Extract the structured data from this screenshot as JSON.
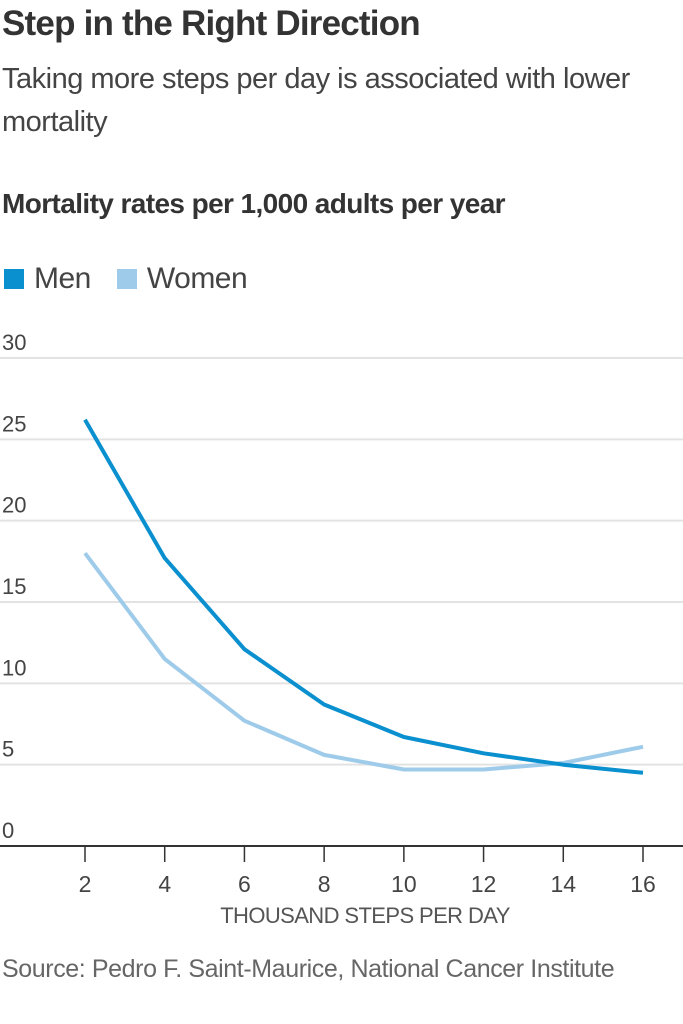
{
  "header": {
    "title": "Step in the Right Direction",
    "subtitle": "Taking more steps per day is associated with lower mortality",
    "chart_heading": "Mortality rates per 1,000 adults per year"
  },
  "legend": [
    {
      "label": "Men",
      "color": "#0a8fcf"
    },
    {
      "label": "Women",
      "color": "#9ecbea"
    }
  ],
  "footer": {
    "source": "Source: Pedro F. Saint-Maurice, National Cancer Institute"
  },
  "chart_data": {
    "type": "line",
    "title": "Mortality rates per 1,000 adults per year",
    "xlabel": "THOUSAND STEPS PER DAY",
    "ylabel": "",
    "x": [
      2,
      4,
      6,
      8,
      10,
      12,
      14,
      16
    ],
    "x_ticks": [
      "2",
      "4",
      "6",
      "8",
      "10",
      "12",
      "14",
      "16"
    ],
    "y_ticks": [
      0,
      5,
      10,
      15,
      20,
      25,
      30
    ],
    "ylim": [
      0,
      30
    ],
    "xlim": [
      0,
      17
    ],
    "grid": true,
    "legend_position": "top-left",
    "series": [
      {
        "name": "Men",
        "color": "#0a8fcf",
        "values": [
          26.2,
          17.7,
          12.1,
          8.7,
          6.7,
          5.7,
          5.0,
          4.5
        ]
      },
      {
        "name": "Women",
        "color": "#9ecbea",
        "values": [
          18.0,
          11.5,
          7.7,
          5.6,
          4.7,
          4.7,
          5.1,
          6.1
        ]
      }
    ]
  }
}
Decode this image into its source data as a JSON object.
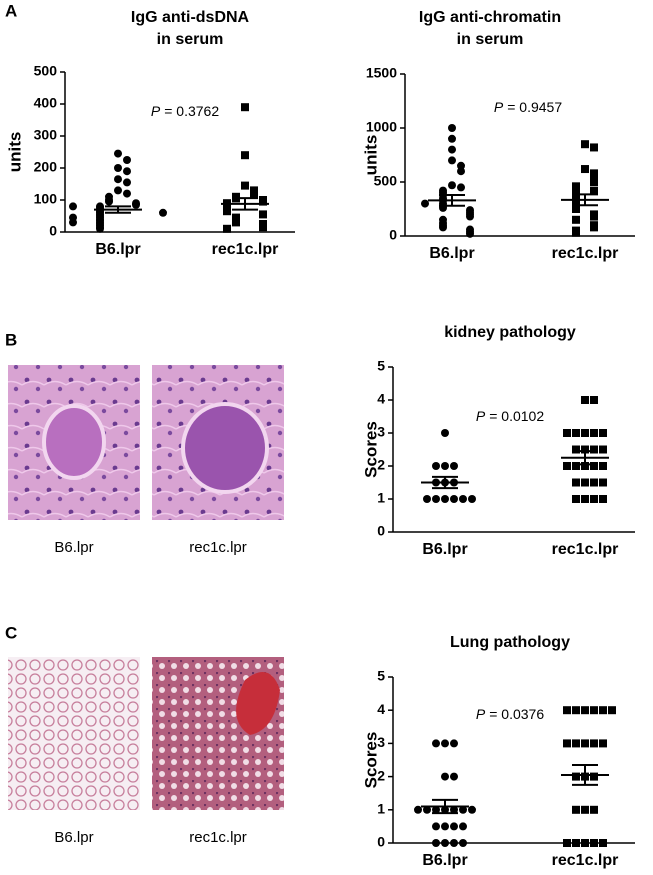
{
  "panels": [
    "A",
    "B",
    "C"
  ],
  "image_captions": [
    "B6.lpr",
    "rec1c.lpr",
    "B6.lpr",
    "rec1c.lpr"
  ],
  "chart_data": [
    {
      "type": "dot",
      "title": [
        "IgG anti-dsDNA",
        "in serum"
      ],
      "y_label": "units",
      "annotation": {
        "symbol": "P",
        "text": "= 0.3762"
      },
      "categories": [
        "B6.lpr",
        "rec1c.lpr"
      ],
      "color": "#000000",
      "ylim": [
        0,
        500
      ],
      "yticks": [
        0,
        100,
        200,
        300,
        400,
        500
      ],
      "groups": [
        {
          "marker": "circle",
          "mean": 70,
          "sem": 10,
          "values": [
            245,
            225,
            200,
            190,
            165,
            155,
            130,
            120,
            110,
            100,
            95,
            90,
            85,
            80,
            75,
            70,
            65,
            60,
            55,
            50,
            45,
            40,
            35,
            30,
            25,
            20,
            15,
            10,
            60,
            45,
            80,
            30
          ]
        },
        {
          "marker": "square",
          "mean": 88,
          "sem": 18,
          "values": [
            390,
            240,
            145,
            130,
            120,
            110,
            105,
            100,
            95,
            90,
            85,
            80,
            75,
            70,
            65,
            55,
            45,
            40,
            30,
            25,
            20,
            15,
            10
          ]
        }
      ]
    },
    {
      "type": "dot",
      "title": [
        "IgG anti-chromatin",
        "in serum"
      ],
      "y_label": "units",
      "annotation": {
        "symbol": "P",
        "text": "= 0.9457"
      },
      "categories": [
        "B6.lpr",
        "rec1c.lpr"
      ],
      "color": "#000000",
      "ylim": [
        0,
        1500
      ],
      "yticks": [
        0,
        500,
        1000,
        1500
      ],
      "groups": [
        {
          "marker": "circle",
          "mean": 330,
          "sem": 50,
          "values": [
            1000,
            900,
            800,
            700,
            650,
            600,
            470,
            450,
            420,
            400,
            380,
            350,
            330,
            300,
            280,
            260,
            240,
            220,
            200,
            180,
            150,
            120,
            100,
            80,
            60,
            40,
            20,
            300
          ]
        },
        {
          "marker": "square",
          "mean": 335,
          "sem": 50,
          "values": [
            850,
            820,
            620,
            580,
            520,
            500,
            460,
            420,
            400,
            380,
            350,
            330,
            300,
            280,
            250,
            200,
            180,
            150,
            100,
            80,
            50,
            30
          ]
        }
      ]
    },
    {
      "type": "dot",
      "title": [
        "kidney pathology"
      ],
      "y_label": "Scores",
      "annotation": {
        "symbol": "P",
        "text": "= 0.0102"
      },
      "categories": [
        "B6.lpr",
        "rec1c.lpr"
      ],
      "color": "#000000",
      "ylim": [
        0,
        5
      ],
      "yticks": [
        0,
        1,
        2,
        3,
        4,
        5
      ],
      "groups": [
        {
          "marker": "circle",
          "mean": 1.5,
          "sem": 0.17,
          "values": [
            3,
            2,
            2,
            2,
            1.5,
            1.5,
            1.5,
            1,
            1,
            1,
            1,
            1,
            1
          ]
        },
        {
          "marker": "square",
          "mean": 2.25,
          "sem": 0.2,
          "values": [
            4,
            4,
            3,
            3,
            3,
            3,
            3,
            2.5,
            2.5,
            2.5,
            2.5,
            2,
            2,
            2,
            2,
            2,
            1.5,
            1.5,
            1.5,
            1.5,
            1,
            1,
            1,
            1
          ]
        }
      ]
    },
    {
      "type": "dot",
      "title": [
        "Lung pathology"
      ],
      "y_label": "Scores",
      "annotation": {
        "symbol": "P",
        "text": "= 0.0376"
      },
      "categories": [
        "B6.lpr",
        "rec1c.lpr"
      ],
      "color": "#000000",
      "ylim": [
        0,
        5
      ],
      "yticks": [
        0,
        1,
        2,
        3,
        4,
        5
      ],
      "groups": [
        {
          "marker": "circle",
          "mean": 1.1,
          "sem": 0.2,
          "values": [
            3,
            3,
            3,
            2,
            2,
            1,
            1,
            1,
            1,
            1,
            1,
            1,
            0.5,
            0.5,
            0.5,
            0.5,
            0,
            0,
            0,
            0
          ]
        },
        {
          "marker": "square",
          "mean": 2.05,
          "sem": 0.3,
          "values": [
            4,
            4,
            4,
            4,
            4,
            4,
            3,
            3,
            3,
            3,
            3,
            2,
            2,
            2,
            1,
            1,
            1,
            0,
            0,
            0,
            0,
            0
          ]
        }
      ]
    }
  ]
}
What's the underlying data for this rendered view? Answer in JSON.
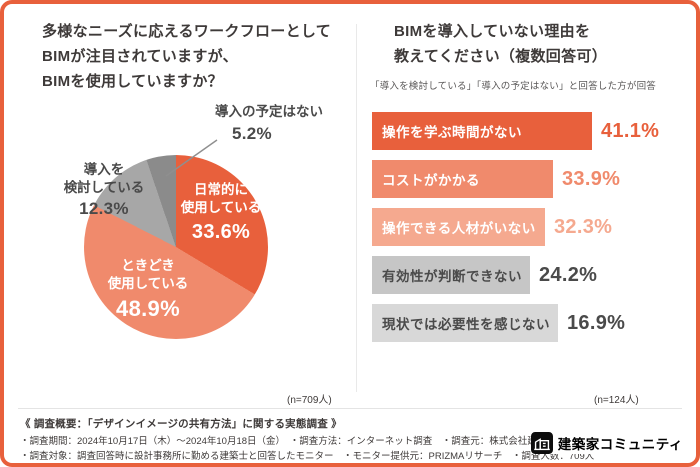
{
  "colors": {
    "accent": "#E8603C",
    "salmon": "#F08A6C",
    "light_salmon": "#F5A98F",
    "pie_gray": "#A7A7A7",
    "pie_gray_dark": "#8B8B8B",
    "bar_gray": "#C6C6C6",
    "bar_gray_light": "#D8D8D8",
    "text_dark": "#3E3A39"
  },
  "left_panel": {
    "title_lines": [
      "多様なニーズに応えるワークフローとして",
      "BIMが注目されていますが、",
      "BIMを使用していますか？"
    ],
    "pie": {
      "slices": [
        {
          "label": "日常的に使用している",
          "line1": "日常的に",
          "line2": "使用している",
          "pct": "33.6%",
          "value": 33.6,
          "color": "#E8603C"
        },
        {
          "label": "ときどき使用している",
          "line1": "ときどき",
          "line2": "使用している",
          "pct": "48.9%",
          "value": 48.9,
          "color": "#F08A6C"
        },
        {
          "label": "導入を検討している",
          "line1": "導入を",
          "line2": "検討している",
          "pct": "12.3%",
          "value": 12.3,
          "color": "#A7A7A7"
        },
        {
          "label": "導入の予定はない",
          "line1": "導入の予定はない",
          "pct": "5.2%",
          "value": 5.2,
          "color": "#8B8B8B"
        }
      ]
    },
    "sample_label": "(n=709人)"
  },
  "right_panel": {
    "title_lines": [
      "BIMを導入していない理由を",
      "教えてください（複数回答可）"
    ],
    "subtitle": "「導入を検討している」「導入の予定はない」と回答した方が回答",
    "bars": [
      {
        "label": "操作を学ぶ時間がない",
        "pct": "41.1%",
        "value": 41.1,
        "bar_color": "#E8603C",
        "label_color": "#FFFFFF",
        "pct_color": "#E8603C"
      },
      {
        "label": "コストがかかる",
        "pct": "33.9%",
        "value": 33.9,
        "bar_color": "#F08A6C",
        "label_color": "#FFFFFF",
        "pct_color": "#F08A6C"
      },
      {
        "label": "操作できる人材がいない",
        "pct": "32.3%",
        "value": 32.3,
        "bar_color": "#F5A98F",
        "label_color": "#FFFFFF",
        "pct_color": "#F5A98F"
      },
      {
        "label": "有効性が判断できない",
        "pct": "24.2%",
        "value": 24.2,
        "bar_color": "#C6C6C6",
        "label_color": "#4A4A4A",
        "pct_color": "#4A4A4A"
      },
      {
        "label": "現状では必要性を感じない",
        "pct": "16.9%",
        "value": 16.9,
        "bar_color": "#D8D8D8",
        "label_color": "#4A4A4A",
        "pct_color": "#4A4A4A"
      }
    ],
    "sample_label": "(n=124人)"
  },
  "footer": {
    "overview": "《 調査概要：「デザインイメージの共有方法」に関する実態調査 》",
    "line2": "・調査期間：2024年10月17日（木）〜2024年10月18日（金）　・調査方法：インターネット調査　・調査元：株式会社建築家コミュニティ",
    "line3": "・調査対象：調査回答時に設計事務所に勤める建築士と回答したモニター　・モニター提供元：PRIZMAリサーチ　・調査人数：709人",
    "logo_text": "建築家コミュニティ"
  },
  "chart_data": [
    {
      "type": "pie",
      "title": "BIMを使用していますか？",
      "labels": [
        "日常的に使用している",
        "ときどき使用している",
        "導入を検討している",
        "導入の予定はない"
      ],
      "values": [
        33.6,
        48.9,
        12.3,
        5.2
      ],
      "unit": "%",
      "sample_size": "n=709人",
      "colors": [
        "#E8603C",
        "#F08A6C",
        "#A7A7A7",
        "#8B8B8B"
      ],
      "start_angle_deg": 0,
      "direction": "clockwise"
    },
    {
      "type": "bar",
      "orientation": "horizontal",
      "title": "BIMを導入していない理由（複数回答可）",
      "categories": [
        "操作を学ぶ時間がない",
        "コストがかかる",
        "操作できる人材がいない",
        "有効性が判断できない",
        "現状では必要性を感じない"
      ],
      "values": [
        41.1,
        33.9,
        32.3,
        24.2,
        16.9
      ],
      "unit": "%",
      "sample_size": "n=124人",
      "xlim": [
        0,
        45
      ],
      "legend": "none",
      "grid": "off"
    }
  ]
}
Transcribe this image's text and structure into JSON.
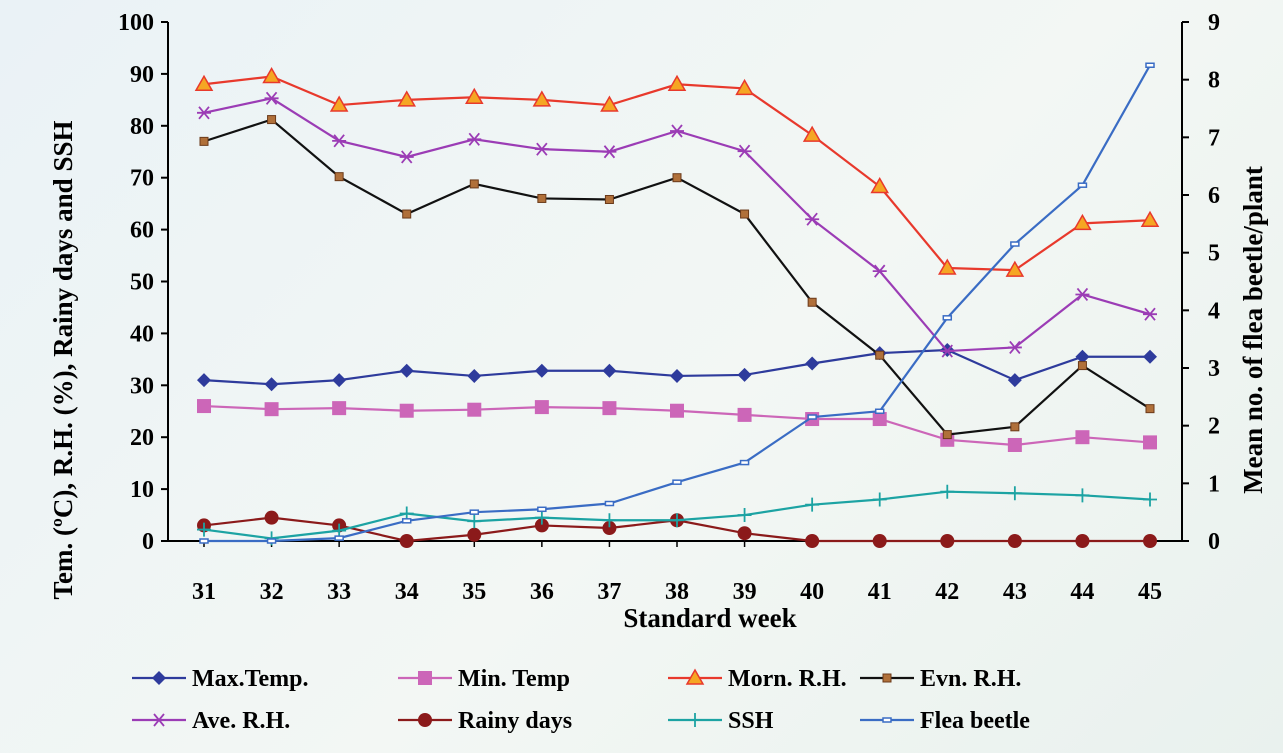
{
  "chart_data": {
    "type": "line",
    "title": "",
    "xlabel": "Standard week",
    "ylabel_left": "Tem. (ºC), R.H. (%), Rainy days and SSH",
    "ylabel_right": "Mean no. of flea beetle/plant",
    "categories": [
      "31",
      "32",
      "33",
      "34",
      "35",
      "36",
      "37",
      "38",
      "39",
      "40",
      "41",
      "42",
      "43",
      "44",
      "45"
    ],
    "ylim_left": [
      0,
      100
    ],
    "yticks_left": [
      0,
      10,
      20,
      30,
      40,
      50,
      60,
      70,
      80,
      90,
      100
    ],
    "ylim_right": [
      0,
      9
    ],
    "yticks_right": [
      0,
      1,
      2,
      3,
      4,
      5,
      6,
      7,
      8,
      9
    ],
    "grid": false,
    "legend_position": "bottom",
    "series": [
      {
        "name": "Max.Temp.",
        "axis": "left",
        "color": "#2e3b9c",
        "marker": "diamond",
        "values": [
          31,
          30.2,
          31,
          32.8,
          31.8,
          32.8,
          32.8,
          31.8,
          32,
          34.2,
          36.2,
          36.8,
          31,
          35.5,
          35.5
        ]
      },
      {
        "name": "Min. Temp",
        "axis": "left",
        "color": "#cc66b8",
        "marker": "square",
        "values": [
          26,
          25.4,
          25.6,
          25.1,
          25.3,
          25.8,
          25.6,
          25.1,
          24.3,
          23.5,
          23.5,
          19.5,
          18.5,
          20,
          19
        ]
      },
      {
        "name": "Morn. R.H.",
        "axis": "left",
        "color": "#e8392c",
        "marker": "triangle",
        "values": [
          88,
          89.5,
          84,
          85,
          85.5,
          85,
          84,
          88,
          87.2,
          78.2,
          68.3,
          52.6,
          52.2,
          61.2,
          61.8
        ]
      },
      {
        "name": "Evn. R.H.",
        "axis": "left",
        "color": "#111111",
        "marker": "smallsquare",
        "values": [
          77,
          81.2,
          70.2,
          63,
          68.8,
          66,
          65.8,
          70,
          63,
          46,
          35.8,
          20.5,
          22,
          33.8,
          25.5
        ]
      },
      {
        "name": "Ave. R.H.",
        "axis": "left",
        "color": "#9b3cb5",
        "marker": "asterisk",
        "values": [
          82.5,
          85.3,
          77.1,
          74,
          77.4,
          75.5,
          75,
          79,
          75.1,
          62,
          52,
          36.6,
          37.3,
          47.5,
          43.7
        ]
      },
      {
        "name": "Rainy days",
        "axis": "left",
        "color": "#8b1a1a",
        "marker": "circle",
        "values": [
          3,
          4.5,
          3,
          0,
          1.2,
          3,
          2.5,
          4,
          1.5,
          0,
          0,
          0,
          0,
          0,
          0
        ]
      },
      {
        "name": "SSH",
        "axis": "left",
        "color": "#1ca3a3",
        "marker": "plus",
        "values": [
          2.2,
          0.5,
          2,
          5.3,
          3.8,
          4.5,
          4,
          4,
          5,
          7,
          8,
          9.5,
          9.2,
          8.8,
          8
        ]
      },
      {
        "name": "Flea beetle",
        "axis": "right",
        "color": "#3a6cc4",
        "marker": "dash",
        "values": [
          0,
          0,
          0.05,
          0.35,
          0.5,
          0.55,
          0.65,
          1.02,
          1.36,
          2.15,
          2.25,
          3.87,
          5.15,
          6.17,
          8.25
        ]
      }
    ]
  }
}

• [TASK DIRECTIONS]
Identify the lines in the entries that hold "year" and return each one.

• [FULL ANSWER]
    "chart_heading": "Mortality rates per 1,000 adults per year"
    "title": "Mortality rates per 1,000 adults per year",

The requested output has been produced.